▸ TASK DETAILS: All the entries that follow must be written out again exactly.

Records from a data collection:
▼

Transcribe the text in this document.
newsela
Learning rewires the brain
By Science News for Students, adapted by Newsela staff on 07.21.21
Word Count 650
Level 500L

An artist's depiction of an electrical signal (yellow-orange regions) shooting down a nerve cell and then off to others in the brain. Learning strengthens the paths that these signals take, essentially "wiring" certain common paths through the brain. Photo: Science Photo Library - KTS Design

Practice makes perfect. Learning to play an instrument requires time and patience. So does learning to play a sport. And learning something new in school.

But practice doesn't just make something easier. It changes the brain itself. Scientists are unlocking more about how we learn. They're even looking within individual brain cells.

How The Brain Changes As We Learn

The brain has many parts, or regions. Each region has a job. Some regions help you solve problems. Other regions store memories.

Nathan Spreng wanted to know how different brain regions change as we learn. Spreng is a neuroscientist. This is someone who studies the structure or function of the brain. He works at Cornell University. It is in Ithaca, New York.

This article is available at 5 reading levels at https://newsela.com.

▲

▸ TASK RESPONSE:
Transcribe the text in this document.
newsela
Learning rewires the brain
By Science News for Students, adapted by Newsela staff on 07.21.21
Word Count 650
Level 500L

An artist's depiction of an electrical signal (yellow-orange regions) shooting down a nerve cell and then off to others in the brain. Learning strengthens the paths that these signals take, essentially "wiring" certain common paths through the brain. Photo: Science Photo Library - KTS Design

Practice makes perfect. Learning to play an instrument requires time and patience. So does learning to play a sport. And learning something new in school.

But practice doesn't just make something easier. It changes the brain itself. Scientists are unlocking more about how we learn. They're even looking within individual brain cells.

How The Brain Changes As We Learn

The brain has many parts, or regions. Each region has a job. Some regions help you solve problems. Other regions store memories.

Nathan Spreng wanted to know how different brain regions change as we learn. Spreng is a neuroscientist. This is someone who studies the structure or function of the brain. He works at Cornell University. It is in Ithaca, New York.

This article is available at 5 reading levels at https://newsela.com.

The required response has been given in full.